DESCRIPTION OF THE TASK ▸ Transcribe each line exactly.

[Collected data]
=======
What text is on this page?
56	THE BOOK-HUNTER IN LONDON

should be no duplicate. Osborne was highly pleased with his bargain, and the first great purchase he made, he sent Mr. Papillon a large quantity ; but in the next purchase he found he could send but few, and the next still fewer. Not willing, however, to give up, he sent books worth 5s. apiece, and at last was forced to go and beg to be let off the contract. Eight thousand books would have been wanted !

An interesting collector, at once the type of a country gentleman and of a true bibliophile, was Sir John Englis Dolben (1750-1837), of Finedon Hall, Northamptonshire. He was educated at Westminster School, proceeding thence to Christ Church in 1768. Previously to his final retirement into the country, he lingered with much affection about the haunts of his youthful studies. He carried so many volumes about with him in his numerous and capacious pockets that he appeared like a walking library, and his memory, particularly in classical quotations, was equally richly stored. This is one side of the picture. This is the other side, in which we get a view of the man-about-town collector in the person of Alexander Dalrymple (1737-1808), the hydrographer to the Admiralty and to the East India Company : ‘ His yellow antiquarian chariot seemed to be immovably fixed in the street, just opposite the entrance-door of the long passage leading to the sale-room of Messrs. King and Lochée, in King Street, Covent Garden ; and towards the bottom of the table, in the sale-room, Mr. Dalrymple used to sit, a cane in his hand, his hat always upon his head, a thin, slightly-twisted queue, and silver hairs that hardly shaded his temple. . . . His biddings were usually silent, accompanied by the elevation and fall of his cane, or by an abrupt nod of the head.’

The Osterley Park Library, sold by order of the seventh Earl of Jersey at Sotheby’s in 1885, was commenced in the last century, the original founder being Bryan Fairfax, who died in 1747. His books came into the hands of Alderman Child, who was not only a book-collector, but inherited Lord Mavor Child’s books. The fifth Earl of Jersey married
=======
TASK SOLUTION ▸
What text is on this page?
56	THE BOOK-HUNTER IN LONDON

should be no duplicate. Osborne was highly pleased with his bargain, and the first great purchase he made, he sent Mr. Papillon a large quantity ; but in the next purchase he found he could send but few, and the next still fewer. Not willing, however, to give up, he sent books worth 5s. apiece, and at last was forced to go and beg to be let off the contract. Eight thousand books would have been wanted !

An interesting collector, at once the type of a country gentleman and of a true bibliophile, was Sir John Englis Dolben (1750-1837), of Finedon Hall, Northamptonshire. He was educated at Westminster School, proceeding thence to Christ Church in 1768. Previously to his final retirement into the country, he lingered with much affection about the haunts of his youthful studies. He carried so many volumes about with him in his numerous and capacious pockets that he appeared like a walking library, and his memory, particularly in classical quotations, was equally richly stored. This is one side of the picture. This is the other side, in which we get a view of the man-about-town collector in the person of Alexander Dalrymple (1737-1808), the hydrographer to the Admiralty and to the East India Company : ‘ His yellow antiquarian chariot seemed to be immovably fixed in the street, just opposite the entrance-door of the long passage leading to the sale-room of Messrs. King and Lochée, in King Street, Covent Garden ; and towards the bottom of the table, in the sale-room, Mr. Dalrymple used to sit, a cane in his hand, his hat always upon his head, a thin, slightly-twisted queue, and silver hairs that hardly shaded his temple. . . . His biddings were usually silent, accompanied by the elevation and fall of his cane, or by an abrupt nod of the head.’

The Osterley Park Library, sold by order of the seventh Earl of Jersey at Sotheby’s in 1885, was commenced in the last century, the original founder being Bryan Fairfax, who died in 1747. His books came into the hands of Alderman Child, who was not only a book-collector, but inherited Lord Mavor Child’s books. The fifth Earl of Jersey married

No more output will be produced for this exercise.